● OBJETIVO
Reproduza todas as entradas a seguir, linha por linha, sem nenhuma alteração.

● Entradas de dados armazenadas
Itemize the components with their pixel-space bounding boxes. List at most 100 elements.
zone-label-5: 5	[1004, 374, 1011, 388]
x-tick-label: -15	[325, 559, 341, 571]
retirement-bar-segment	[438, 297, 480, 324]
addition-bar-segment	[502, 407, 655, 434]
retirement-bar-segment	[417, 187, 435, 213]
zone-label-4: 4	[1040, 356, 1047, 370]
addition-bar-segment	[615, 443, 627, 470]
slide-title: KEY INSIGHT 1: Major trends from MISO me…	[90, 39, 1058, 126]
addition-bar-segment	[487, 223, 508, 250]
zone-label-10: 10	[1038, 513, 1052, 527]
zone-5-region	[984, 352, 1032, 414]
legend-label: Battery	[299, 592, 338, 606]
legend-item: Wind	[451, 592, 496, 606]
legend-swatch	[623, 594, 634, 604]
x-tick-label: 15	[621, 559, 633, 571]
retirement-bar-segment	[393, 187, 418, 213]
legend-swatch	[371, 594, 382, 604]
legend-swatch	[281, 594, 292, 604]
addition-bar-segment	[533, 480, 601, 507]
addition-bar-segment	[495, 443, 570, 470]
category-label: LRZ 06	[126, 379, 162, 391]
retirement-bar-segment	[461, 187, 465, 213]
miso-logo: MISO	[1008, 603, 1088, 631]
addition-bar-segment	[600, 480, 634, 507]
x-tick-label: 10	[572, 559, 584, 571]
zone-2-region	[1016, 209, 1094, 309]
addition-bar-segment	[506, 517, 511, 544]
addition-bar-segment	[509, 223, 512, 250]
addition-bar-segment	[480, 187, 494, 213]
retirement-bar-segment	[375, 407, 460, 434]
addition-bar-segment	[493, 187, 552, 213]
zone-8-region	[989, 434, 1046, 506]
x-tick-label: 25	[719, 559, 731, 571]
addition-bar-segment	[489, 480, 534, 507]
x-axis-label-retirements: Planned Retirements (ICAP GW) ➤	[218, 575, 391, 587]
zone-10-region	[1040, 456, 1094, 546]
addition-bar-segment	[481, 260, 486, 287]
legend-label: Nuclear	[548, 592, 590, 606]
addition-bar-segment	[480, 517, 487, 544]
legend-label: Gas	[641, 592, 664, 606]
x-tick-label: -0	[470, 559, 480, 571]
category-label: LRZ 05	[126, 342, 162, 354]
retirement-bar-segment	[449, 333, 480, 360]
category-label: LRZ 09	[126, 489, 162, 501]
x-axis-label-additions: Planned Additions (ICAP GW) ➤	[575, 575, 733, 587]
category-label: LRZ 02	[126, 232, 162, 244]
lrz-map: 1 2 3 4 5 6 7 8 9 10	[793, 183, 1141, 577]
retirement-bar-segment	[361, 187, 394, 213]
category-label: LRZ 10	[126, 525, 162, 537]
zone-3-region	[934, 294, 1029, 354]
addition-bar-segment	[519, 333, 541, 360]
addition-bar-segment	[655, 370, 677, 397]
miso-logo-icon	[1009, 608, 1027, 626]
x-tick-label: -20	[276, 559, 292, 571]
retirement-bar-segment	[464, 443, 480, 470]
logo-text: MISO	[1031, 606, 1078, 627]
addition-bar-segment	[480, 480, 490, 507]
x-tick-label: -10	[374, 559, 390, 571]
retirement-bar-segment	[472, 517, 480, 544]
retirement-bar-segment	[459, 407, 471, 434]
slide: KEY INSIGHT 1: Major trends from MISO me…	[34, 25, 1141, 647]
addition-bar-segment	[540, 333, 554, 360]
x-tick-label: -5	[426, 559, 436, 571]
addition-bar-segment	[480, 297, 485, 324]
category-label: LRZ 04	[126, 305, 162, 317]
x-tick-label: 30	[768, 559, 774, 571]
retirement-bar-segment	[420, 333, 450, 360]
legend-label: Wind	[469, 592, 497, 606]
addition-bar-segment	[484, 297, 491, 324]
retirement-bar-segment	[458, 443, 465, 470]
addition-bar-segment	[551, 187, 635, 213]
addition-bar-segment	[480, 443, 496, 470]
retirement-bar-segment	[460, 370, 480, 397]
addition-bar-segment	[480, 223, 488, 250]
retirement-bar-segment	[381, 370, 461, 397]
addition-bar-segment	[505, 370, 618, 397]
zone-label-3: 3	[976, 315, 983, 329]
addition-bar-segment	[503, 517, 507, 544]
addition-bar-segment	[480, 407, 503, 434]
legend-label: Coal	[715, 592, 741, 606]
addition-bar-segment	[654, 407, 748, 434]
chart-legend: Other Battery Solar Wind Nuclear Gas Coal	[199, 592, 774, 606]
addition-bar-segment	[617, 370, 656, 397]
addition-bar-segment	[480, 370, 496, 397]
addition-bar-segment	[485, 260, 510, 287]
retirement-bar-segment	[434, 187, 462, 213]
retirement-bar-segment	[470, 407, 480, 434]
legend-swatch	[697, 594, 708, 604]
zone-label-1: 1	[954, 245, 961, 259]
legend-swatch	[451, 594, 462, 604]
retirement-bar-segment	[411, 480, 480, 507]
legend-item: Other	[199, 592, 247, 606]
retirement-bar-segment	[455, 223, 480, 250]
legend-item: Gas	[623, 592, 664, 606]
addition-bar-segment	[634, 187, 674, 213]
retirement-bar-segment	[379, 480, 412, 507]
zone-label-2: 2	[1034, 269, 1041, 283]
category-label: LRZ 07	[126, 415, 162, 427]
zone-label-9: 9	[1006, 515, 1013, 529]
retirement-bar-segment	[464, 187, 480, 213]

● RESPOSTA AO PROBLEMA
Itemize the components with their pixel-space bounding boxes. List at most 100 elements.
zone-label-5: 5	[1004, 374, 1011, 388]
x-tick-label: -15	[325, 559, 341, 571]
retirement-bar-segment	[438, 297, 480, 324]
addition-bar-segment	[502, 407, 655, 434]
retirement-bar-segment	[417, 187, 435, 213]
zone-label-4: 4	[1040, 356, 1047, 370]
addition-bar-segment	[615, 443, 627, 470]
slide-title: KEY INSIGHT 1: Major trends from MISO me…	[90, 39, 1058, 126]
addition-bar-segment	[487, 223, 508, 250]
zone-label-10: 10	[1038, 513, 1052, 527]
zone-5-region	[984, 352, 1032, 414]
legend-label: Battery	[299, 592, 338, 606]
legend-item: Wind	[451, 592, 496, 606]
legend-swatch	[623, 594, 634, 604]
x-tick-label: 15	[621, 559, 633, 571]
retirement-bar-segment	[393, 187, 418, 213]
legend-swatch	[371, 594, 382, 604]
legend-swatch	[281, 594, 292, 604]
addition-bar-segment	[533, 480, 601, 507]
addition-bar-segment	[495, 443, 570, 470]
category-label: LRZ 06	[126, 379, 162, 391]
retirement-bar-segment	[461, 187, 465, 213]
miso-logo: MISO	[1008, 603, 1088, 631]
addition-bar-segment	[600, 480, 634, 507]
x-tick-label: 10	[572, 559, 584, 571]
zone-2-region	[1016, 209, 1094, 309]
addition-bar-segment	[506, 517, 511, 544]
addition-bar-segment	[509, 223, 512, 250]
addition-bar-segment	[480, 187, 494, 213]
retirement-bar-segment	[375, 407, 460, 434]
addition-bar-segment	[493, 187, 552, 213]
zone-8-region	[989, 434, 1046, 506]
x-tick-label: 25	[719, 559, 731, 571]
addition-bar-segment	[489, 480, 534, 507]
x-axis-label-retirements: Planned Retirements (ICAP GW) ➤	[218, 575, 391, 587]
zone-10-region	[1040, 456, 1094, 546]
addition-bar-segment	[481, 260, 486, 287]
legend-label: Nuclear	[548, 592, 590, 606]
addition-bar-segment	[480, 517, 487, 544]
legend-label: Gas	[641, 592, 664, 606]
x-tick-label: -0	[470, 559, 480, 571]
category-label: LRZ 05	[126, 342, 162, 354]
retirement-bar-segment	[449, 333, 480, 360]
category-label: LRZ 09	[126, 489, 162, 501]
x-axis-label-additions: Planned Additions (ICAP GW) ➤	[575, 575, 733, 587]
category-label: LRZ 02	[126, 232, 162, 244]
lrz-map: 1 2 3 4 5 6 7 8 9 10	[793, 183, 1141, 577]
retirement-bar-segment	[361, 187, 394, 213]
category-label: LRZ 10	[126, 525, 162, 537]
zone-3-region	[934, 294, 1029, 354]
addition-bar-segment	[519, 333, 541, 360]
addition-bar-segment	[655, 370, 677, 397]
miso-logo-icon	[1009, 608, 1027, 626]
x-tick-label: -20	[276, 559, 292, 571]
retirement-bar-segment	[464, 443, 480, 470]
logo-text: MISO	[1031, 606, 1078, 627]
addition-bar-segment	[480, 480, 490, 507]
x-tick-label: -10	[374, 559, 390, 571]
retirement-bar-segment	[472, 517, 480, 544]
retirement-bar-segment	[459, 407, 471, 434]
slide: KEY INSIGHT 1: Major trends from MISO me…	[34, 25, 1141, 647]
addition-bar-segment	[540, 333, 554, 360]
x-tick-label: -5	[426, 559, 436, 571]
addition-bar-segment	[480, 297, 485, 324]
category-label: LRZ 04	[126, 305, 162, 317]
x-tick-label: 30	[768, 559, 774, 571]
retirement-bar-segment	[420, 333, 450, 360]
legend-label: Wind	[469, 592, 497, 606]
addition-bar-segment	[484, 297, 491, 324]
retirement-bar-segment	[458, 443, 465, 470]
addition-bar-segment	[551, 187, 635, 213]
addition-bar-segment	[480, 443, 496, 470]
retirement-bar-segment	[460, 370, 480, 397]
addition-bar-segment	[480, 223, 488, 250]
retirement-bar-segment	[381, 370, 461, 397]
addition-bar-segment	[505, 370, 618, 397]
zone-label-3: 3	[976, 315, 983, 329]
addition-bar-segment	[503, 517, 507, 544]
addition-bar-segment	[480, 407, 503, 434]
legend-label: Coal	[715, 592, 741, 606]
addition-bar-segment	[654, 407, 748, 434]
chart-legend: Other Battery Solar Wind Nuclear Gas Coal	[199, 592, 774, 606]
addition-bar-segment	[617, 370, 656, 397]
addition-bar-segment	[480, 370, 496, 397]
addition-bar-segment	[485, 260, 510, 287]
retirement-bar-segment	[434, 187, 462, 213]
retirement-bar-segment	[470, 407, 480, 434]
legend-swatch	[697, 594, 708, 604]
zone-label-1: 1	[954, 245, 961, 259]
legend-swatch	[451, 594, 462, 604]
retirement-bar-segment	[411, 480, 480, 507]
legend-item: Other	[199, 592, 247, 606]
retirement-bar-segment	[455, 223, 480, 250]
legend-item: Gas	[623, 592, 664, 606]
addition-bar-segment	[634, 187, 674, 213]
retirement-bar-segment	[379, 480, 412, 507]
zone-label-2: 2	[1034, 269, 1041, 283]
category-label: LRZ 07	[126, 415, 162, 427]
zone-label-9: 9	[1006, 515, 1013, 529]
retirement-bar-segment	[464, 187, 480, 213]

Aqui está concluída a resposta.